• The records:
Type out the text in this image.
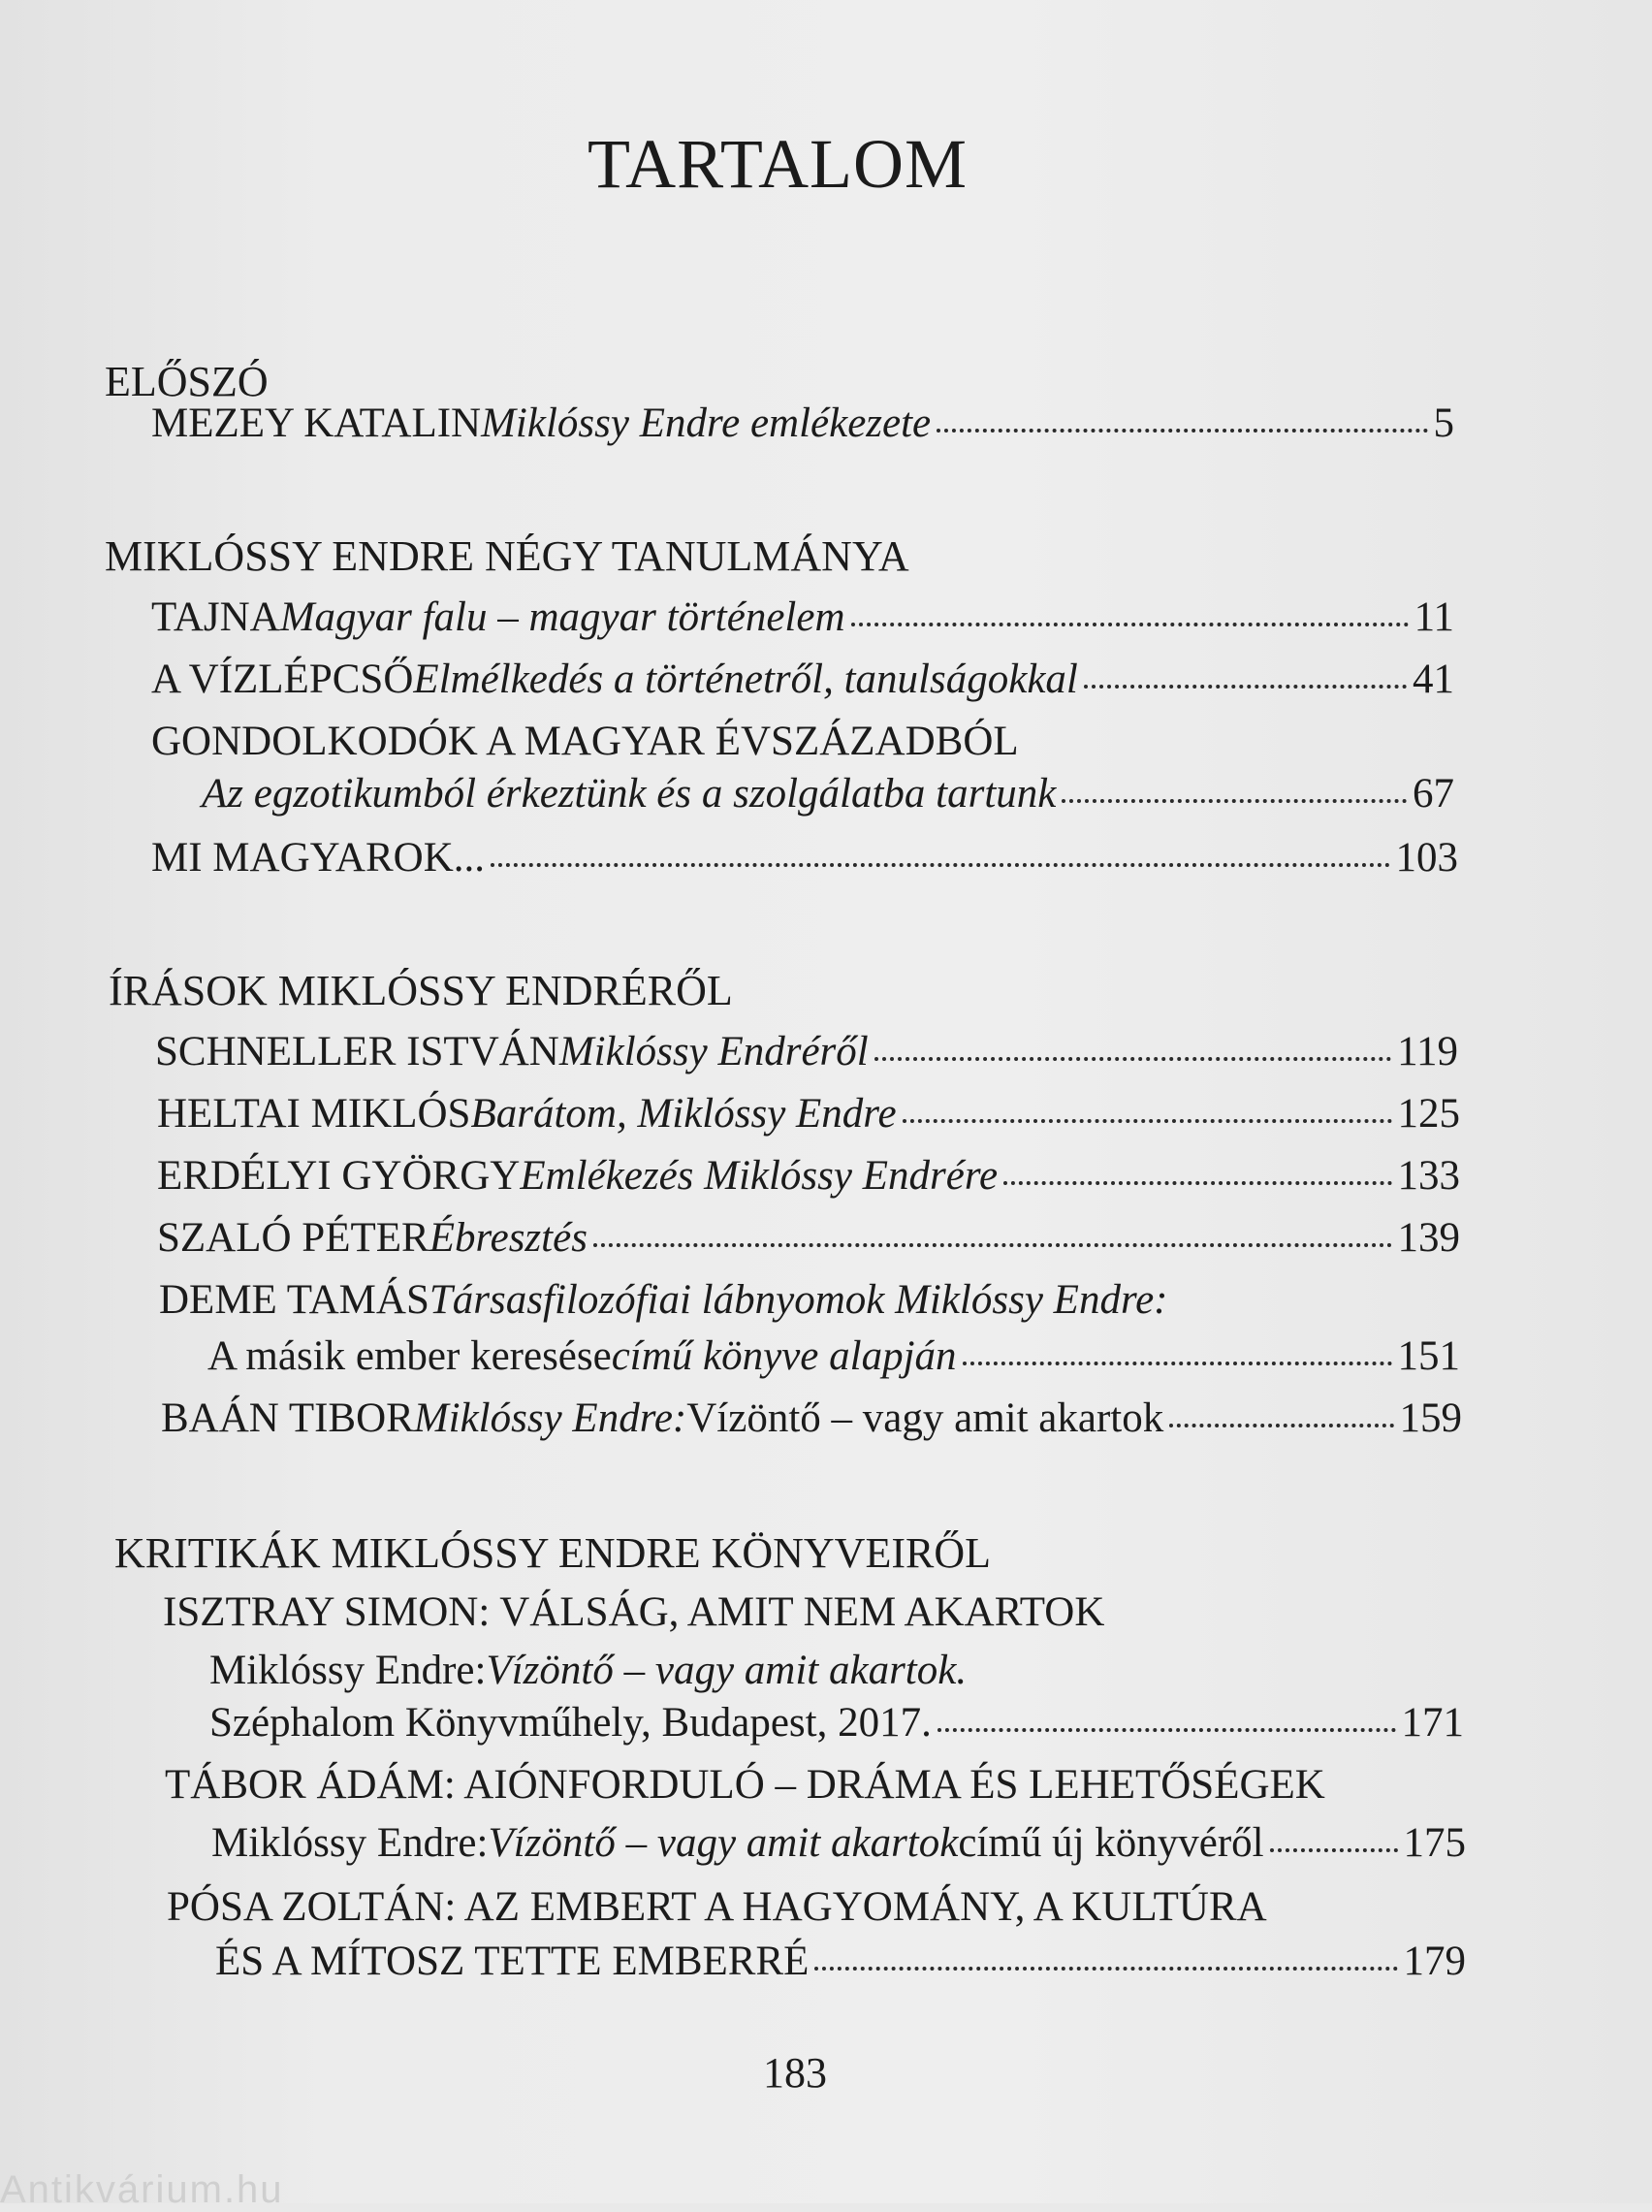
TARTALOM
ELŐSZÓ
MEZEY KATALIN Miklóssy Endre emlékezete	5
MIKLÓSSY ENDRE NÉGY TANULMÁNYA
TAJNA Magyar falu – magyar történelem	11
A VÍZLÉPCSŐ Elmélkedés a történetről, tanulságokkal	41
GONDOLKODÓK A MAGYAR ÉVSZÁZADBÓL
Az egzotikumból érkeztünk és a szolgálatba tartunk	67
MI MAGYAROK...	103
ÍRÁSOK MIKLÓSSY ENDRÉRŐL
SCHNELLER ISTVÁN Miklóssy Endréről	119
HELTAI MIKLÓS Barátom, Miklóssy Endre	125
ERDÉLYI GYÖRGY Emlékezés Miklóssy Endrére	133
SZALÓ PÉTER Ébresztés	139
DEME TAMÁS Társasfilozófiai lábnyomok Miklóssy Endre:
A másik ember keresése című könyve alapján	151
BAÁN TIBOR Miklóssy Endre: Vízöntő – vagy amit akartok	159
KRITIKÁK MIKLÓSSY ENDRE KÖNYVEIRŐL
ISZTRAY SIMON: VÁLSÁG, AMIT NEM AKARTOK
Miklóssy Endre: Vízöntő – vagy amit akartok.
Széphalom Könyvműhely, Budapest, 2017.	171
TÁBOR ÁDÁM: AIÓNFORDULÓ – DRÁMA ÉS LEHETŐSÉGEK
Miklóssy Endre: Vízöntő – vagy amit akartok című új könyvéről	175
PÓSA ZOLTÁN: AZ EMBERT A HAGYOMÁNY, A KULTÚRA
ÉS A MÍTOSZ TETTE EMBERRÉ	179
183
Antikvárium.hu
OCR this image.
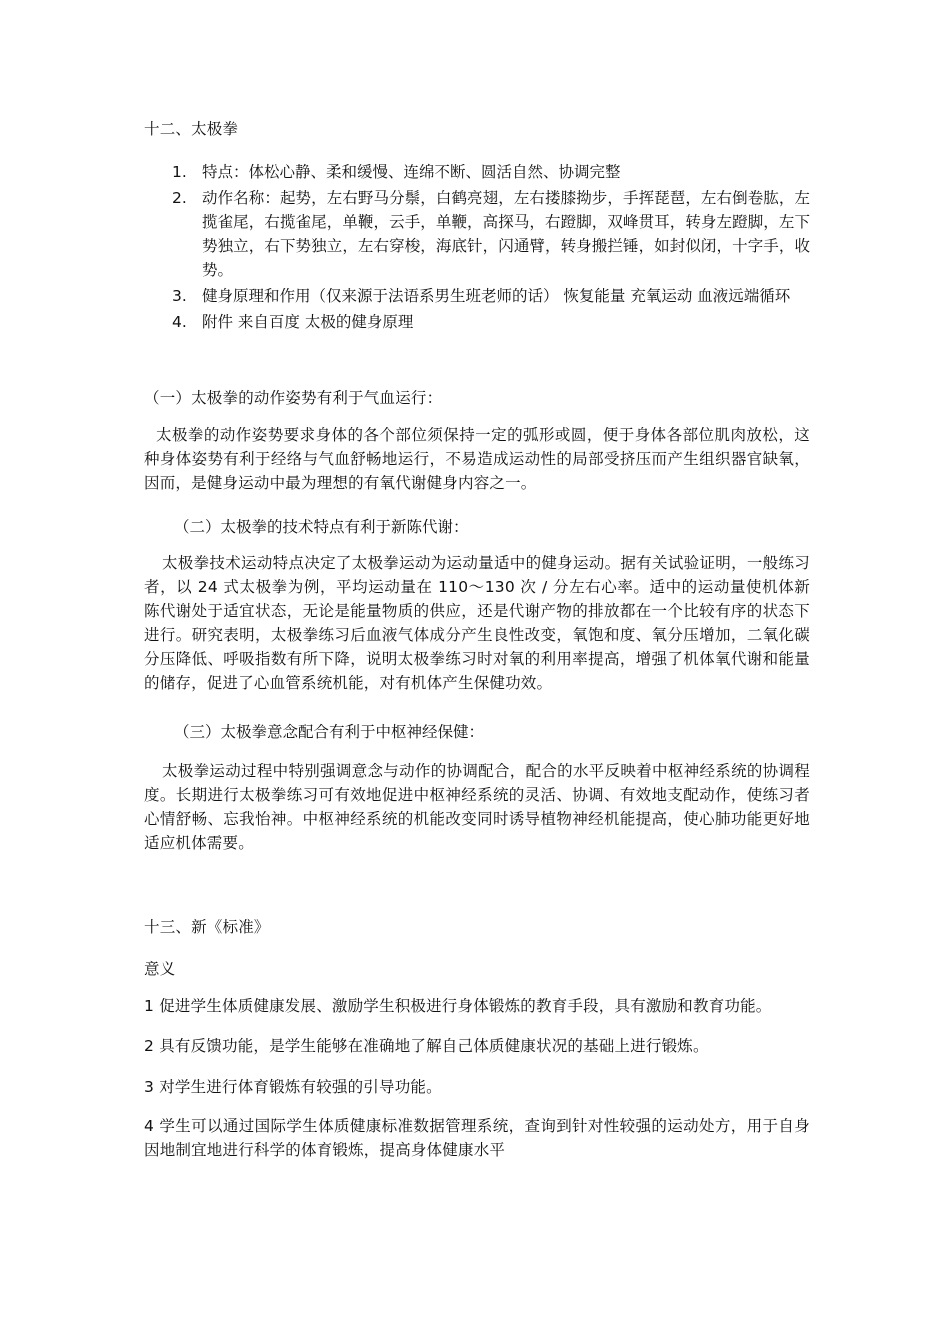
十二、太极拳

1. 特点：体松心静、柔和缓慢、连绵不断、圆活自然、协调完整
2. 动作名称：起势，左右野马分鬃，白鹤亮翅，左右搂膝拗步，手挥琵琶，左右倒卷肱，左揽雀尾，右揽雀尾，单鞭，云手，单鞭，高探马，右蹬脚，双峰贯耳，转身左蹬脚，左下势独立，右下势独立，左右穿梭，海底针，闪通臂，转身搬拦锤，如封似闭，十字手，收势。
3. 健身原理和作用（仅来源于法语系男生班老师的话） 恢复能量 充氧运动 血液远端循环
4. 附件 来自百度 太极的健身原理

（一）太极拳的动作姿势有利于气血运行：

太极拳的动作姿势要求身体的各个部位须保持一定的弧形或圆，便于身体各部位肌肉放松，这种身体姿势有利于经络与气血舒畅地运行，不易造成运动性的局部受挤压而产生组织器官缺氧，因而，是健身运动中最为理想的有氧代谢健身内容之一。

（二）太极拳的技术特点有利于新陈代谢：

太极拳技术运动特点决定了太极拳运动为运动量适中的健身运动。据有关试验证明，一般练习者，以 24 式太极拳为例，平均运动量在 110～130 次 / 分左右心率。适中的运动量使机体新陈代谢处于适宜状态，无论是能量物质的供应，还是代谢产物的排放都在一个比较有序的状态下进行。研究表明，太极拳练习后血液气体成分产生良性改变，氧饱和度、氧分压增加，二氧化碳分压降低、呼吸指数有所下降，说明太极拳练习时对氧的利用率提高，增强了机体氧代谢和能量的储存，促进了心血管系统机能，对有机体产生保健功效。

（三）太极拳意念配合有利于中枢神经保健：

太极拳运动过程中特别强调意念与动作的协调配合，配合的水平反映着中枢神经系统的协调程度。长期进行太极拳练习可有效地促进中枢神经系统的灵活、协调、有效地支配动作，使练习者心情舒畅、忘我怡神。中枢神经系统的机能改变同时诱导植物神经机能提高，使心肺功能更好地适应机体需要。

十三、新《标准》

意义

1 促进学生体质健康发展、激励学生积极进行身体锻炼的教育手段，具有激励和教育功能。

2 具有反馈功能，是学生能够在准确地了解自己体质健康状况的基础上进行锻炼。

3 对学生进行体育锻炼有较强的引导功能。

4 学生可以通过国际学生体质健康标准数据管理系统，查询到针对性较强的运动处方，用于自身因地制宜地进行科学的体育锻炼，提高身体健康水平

• What you have to do: Copy all lines above containing the string "című".

• Written reply:
A másik ember keresése című könyve alapján	151
Miklóssy Endre: Vízöntő – vagy amit akartok című új könyvéről	175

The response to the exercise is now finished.